[start Document passage]

Boy Reading

Every class is a multilevel class. The schedule may say they are all in level 1, but student reading levels are all over the place, or soon will be. When the spread becomes wide, how can we possibly reach each student? How can we challenge each of them in an appropriate way? How can we differentiate our instruction to reach each one? 

I recently re-read some “junk” from my misspent youth. And it convinced me (again) that time spent reading junk is not misspent.

When I was in 7th grade my friend Rex excitedly told me about a book his older brother had let him read: Tarzan and The Ant Men, by Edgar Rice Burroughs. He loaned the book to me when he was finished, and I was hooked. I spent most of my paper route money the rest of that year buying every Tarzan book I could get my hands on. There were over 20 books in the series. I managed to buy or borrow most of them, plus many books from other similar action/adventure fantasy series. I swapped books with Rex and two other friends, Larry and Glenn. We would talk about what we were reading at lunchtime in the cafeteria, and I would carry swapped books home in my trombone case.

The books were “junk.” My mother mildly disapproved of them, and my father openly so, grunting and asking why I couldn’t read something worthwhile like Tom Sawyer as he puffed on his pipe. The Tarzan novels were not part of the school curriculum, but as a young teen I inhaled anything written by Edgar Rice Burroughs and authors like him. And I picked up plenty of vocabulary along the way.

[end Document passage]
[start Information provided]

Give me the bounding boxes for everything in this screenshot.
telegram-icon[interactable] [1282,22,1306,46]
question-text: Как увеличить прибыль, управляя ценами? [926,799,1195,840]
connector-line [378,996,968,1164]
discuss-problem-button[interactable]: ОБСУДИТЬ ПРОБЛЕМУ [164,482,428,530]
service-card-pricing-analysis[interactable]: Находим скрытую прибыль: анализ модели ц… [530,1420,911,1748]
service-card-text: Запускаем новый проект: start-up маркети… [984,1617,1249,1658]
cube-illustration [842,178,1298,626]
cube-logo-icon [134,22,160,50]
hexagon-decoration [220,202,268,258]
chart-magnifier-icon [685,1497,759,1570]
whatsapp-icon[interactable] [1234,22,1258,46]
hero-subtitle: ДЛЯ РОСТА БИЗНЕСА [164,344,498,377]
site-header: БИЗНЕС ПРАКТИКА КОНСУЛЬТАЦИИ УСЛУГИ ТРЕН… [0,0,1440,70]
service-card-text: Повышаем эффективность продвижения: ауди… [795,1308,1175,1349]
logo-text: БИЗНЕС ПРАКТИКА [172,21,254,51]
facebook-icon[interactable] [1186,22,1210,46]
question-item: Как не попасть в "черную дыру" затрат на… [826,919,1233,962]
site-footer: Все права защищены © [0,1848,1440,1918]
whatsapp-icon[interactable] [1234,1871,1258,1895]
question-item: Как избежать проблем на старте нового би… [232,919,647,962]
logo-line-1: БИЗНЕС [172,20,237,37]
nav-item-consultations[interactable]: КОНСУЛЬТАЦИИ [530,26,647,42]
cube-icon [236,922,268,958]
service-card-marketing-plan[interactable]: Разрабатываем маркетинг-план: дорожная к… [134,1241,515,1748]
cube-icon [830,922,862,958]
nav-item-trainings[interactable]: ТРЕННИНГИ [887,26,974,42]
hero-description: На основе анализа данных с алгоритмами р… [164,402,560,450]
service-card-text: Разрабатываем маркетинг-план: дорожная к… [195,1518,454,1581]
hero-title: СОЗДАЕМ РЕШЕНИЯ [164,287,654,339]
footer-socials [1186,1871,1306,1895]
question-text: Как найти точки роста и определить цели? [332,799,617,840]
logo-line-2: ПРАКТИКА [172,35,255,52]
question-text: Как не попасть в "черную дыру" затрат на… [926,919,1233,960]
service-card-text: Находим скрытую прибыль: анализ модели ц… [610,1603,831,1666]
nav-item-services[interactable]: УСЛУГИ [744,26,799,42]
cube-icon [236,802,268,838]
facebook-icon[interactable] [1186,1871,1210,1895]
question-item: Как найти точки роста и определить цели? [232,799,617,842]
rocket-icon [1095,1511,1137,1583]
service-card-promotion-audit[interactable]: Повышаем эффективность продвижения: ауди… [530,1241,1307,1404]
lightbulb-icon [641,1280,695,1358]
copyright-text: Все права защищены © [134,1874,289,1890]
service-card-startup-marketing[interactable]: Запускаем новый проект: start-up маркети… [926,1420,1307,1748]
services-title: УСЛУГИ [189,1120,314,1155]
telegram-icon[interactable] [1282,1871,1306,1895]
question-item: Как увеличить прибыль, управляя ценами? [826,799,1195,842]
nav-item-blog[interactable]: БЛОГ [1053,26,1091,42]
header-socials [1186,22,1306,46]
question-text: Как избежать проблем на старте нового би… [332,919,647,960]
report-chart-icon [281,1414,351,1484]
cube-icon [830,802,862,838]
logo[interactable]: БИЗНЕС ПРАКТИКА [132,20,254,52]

[end Information provided]

*Stated exercise*
Continue the essay on reading "junk" from after its final sentence, "And I picked up plenty of vocabulary along the way."

*Written response*
Stephen Krashen makes this point in The Power of Reading, 2nd edition:

… vocabulary acquisition is distributed and incremental; that is, it is best done when encounters with words are spaced or spread out over time, and it happens a little at a time.” (p. 47-48)

It turns out that there was plenty of vocabulary to be acquired “a little at a time” in the Tarzan junk I was reading. I skimmed a couple of the Tarzan books recently and kept track of the uncommon words and phrases that stood out in the text. Here are some of them:

propitiating, curtailment, conciliate, sobriquet, cavil, baleful, endeavoring, inculcating, superinduced, promontory, wont, ineradicably, evinced, thews, cudgel, Stygian blackness, repletion, a vagrant breeze, the personification of noiseless stealth, oftentimes, truculent, progenitors, preceptor, invective, chagrined, effluvium

The reading level of the Tarzan books was right for me at the time. Scholastic pegs it at grade level equivalent 8.7; Trajectory gives it a Flesch-Kincaid readability level of 9. But those are not low level words. Even now, the spell check on my computer program does not recognize all of them. As an seventh grader, I doubt that I would have known all of them. I would not have passed a vocabulary quiz if I were tested on them after reading.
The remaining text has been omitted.